= GIVEN INSTRUCTION =
Every entry here needs to be repeated exactly.
** BEGIN PROVIDED DATA **
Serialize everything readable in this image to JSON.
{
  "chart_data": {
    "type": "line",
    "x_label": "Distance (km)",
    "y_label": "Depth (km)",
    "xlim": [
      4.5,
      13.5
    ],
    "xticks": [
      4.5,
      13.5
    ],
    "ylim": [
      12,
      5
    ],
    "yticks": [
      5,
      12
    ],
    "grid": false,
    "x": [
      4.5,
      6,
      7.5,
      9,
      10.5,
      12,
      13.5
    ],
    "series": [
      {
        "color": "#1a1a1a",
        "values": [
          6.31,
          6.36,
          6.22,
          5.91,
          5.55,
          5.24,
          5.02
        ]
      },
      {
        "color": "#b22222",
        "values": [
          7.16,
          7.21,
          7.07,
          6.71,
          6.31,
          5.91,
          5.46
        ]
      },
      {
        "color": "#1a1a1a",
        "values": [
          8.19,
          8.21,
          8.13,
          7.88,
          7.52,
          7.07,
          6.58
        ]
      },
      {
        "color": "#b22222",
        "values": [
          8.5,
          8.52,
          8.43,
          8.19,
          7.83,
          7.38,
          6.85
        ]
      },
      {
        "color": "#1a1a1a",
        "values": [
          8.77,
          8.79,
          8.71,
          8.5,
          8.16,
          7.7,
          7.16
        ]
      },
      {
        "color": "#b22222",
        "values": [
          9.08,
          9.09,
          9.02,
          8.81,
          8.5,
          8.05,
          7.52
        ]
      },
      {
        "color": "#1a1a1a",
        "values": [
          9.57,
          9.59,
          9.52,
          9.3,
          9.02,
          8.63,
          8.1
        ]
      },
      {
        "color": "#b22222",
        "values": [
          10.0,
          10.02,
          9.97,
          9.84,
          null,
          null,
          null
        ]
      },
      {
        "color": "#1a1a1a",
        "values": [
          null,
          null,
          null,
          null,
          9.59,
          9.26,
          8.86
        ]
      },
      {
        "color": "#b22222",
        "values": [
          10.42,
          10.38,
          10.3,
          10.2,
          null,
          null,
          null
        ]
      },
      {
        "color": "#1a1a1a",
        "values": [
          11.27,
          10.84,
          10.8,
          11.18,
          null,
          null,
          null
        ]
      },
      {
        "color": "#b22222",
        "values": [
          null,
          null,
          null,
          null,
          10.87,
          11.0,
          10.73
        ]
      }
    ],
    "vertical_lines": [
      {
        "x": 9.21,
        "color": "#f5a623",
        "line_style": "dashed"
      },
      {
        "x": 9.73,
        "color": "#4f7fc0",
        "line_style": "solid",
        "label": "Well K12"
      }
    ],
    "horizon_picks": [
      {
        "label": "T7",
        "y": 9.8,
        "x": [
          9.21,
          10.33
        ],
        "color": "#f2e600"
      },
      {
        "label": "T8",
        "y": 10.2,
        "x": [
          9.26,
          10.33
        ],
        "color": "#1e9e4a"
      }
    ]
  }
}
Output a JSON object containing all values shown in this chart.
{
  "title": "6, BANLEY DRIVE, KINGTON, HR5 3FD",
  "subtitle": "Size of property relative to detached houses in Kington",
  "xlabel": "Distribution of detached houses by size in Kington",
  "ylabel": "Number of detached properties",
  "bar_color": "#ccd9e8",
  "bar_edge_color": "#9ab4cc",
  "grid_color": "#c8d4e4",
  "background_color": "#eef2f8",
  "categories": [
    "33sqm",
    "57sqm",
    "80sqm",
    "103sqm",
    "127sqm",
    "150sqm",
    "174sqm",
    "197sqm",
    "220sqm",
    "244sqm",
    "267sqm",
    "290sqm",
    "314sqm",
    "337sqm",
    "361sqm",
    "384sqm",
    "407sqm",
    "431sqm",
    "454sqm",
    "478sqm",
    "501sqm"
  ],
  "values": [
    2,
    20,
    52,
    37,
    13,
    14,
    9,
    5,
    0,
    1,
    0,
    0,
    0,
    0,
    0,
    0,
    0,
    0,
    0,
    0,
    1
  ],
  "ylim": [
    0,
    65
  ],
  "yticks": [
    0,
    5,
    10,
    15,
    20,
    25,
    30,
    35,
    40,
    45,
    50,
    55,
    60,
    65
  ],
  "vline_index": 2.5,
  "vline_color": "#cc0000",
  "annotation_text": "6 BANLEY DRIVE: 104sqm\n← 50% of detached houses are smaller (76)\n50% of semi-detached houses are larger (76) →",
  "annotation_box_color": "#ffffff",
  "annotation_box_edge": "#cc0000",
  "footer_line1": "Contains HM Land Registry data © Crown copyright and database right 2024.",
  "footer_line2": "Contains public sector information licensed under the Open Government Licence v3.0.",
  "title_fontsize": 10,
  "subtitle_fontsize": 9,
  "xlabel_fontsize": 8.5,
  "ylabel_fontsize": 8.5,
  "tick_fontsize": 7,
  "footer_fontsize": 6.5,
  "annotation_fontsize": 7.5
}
** END PROVIDED DATA **
= THE RESPONSE =
Serialize everything readable in this image to JSON.
{
  "chart_data": {
    "type": "line",
    "x_label": "Distance (km)",
    "y_label": "Depth (km)",
    "xlim": [
      4.5,
      13.5
    ],
    "xticks": [
      4.5,
      13.5
    ],
    "ylim": [
      12,
      5
    ],
    "yticks": [
      5,
      12
    ],
    "grid": false,
    "x": [
      4.5,
      6,
      7.5,
      9,
      10.5,
      12,
      13.5
    ],
    "series": [
      {
        "color": "#1a1a1a",
        "values": [
          6.31,
          6.36,
          6.22,
          5.91,
          5.55,
          5.24,
          5.02
        ]
      },
      {
        "color": "#b22222",
        "values": [
          7.16,
          7.21,
          7.07,
          6.71,
          6.31,
          5.91,
          5.46
        ]
      },
      {
        "color": "#1a1a1a",
        "values": [
          8.19,
          8.21,
          8.13,
          7.88,
          7.52,
          7.07,
          6.58
        ]
      },
      {
        "color": "#b22222",
        "values": [
          8.5,
          8.52,
          8.43,
          8.19,
          7.83,
          7.38,
          6.85
        ]
      },
      {
        "color": "#1a1a1a",
        "values": [
          8.77,
          8.79,
          8.71,
          8.5,
          8.16,
          7.7,
          7.16
        ]
      },
      {
        "color": "#b22222",
        "values": [
          9.08,
          9.09,
          9.02,
          8.81,
          8.5,
          8.05,
          7.52
        ]
      },
      {
        "color": "#1a1a1a",
        "values": [
          9.57,
          9.59,
          9.52,
          9.3,
          9.02,
          8.63,
          8.1
        ]
      },
      {
        "color": "#b22222",
        "values": [
          10.0,
          10.02,
          9.97,
          9.84,
          null,
          null,
          null
        ]
      },
      {
        "color": "#1a1a1a",
        "values": [
          null,
          null,
          null,
          null,
          9.59,
          9.26,
          8.86
        ]
      },
      {
        "color": "#b22222",
        "values": [
          10.42,
          10.38,
          10.3,
          10.2,
          null,
          null,
          null
        ]
      },
      {
        "color": "#1a1a1a",
        "values": [
          11.27,
          10.84,
          10.8,
          11.18,
          null,
          null,
          null
        ]
      },
      {
        "color": "#b22222",
        "values": [
          null,
          null,
          null,
          null,
          10.87,
          11.0,
          10.73
        ]
      }
    ],
    "vertical_lines": [
      {
        "x": 9.21,
        "color": "#f5a623",
        "line_style": "dashed"
      },
      {
        "x": 9.73,
        "color": "#4f7fc0",
        "line_style": "solid",
        "label": "Well K12"
      }
    ],
    "horizon_picks": [
      {
        "label": "T7",
        "y": 9.8,
        "x": [
          9.21,
          10.33
        ],
        "color": "#f2e600"
      },
      {
        "label": "T8",
        "y": 10.2,
        "x": [
          9.26,
          10.33
        ],
        "color": "#1e9e4a"
      }
    ]
  }
}
Output a JSON object containing all values shown in this chart.
{
  "title": "6, BANLEY DRIVE, KINGTON, HR5 3FD",
  "subtitle": "Size of property relative to detached houses in Kington",
  "xlabel": "Distribution of detached houses by size in Kington",
  "ylabel": "Number of detached properties",
  "bar_color": "#ccd9e8",
  "bar_edge_color": "#9ab4cc",
  "grid_color": "#c8d4e4",
  "background_color": "#eef2f8",
  "categories": [
    "33sqm",
    "57sqm",
    "80sqm",
    "103sqm",
    "127sqm",
    "150sqm",
    "174sqm",
    "197sqm",
    "220sqm",
    "244sqm",
    "267sqm",
    "290sqm",
    "314sqm",
    "337sqm",
    "361sqm",
    "384sqm",
    "407sqm",
    "431sqm",
    "454sqm",
    "478sqm",
    "501sqm"
  ],
  "values": [
    2,
    20,
    52,
    37,
    13,
    14,
    9,
    5,
    0,
    1,
    0,
    0,
    0,
    0,
    0,
    0,
    0,
    0,
    0,
    0,
    1
  ],
  "ylim": [
    0,
    65
  ],
  "yticks": [
    0,
    5,
    10,
    15,
    20,
    25,
    30,
    35,
    40,
    45,
    50,
    55,
    60,
    65
  ],
  "vline_index": 2.5,
  "vline_color": "#cc0000",
  "annotation_text": "6 BANLEY DRIVE: 104sqm\n← 50% of detached houses are smaller (76)\n50% of semi-detached houses are larger (76) →",
  "annotation_box_color": "#ffffff",
  "annotation_box_edge": "#cc0000",
  "footer_line1": "Contains HM Land Registry data © Crown copyright and database right 2024.",
  "footer_line2": "Contains public sector information licensed under the Open Government Licence v3.0.",
  "title_fontsize": 10,
  "subtitle_fontsize": 9,
  "xlabel_fontsize": 8.5,
  "ylabel_fontsize": 8.5,
  "tick_fontsize": 7,
  "footer_fontsize": 6.5,
  "annotation_fontsize": 7.5
}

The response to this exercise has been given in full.